_PROBLEM TO SOLVE:_ Which lines of the entries contain the string "caption"? Copy each of them.
(Beginning of DATA SUPPLIED)
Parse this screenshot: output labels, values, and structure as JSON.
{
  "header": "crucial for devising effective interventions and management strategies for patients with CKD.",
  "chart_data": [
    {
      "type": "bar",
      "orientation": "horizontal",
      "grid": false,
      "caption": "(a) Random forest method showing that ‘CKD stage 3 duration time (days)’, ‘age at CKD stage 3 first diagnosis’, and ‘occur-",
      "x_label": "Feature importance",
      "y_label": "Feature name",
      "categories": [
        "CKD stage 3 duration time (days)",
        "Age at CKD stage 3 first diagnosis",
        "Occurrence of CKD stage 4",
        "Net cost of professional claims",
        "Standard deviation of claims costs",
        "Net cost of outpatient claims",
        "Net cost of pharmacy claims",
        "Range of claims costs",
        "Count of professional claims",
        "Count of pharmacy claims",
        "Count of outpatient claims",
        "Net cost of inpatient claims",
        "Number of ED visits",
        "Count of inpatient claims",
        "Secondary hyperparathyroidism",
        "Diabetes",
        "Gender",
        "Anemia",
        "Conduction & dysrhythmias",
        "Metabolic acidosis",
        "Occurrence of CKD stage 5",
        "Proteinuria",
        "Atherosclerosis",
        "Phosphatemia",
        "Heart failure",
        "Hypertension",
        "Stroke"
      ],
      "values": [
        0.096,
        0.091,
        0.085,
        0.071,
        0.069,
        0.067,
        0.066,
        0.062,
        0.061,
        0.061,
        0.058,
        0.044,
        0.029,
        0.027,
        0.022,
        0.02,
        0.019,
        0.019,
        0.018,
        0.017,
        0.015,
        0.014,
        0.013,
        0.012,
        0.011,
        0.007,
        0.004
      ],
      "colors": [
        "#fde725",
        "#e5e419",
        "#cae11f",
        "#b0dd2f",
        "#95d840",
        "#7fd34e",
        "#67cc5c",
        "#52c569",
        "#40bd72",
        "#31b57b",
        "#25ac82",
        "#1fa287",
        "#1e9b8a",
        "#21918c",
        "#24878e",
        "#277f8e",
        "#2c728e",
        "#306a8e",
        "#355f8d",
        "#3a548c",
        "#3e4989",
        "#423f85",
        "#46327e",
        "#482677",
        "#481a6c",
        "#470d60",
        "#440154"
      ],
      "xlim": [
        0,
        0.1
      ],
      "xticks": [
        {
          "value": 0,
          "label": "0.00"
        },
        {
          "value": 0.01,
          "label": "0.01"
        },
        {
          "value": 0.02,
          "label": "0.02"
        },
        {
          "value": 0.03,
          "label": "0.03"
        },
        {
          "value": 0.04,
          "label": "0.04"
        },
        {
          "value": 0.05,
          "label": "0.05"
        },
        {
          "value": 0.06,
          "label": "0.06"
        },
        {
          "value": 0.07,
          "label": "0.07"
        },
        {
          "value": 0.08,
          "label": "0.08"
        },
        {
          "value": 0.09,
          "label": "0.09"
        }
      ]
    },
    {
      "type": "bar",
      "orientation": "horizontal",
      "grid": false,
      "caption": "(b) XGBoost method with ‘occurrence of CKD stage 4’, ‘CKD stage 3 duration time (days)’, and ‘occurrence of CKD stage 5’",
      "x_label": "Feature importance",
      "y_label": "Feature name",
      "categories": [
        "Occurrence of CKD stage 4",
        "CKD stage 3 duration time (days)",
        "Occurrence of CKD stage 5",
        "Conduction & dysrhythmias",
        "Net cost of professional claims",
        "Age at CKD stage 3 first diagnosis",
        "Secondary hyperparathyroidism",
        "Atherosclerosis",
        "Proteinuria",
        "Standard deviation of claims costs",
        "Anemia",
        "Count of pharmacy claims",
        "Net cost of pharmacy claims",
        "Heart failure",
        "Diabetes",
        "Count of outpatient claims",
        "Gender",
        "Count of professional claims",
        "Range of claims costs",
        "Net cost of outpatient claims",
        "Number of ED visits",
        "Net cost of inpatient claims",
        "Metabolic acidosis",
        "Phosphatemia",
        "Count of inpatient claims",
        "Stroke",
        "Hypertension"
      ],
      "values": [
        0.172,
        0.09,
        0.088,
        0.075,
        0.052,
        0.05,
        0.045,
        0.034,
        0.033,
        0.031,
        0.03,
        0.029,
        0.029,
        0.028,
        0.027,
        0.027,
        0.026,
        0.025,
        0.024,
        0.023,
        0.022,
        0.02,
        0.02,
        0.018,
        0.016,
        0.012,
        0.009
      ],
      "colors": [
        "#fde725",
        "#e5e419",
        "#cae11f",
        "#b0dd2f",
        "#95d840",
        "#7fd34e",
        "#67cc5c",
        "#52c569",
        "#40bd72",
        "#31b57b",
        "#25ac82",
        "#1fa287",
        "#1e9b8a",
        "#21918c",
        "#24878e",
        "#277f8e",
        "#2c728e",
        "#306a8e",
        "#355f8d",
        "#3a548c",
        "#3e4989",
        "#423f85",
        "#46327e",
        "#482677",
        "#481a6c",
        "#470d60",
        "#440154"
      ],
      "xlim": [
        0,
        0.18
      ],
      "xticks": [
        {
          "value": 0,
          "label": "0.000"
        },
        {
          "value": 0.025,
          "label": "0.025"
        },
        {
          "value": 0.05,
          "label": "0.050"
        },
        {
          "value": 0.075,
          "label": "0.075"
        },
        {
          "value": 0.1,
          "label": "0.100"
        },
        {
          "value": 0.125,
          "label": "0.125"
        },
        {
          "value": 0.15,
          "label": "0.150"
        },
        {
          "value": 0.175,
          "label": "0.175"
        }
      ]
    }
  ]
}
(End of DATA SUPPLIED)
_SOLUTION TO THIS PROBLEM:_
      "caption": "(a) Random forest method showing that ‘CKD stage 3 duration time (days)’, ‘age at CKD stage 3 first diagnosis’, and ‘occur-",
      "caption": "(b) XGBoost method with ‘occurrence of CKD stage 4’, ‘CKD stage 3 duration time (days)’, and ‘occurrence of CKD stage 5’",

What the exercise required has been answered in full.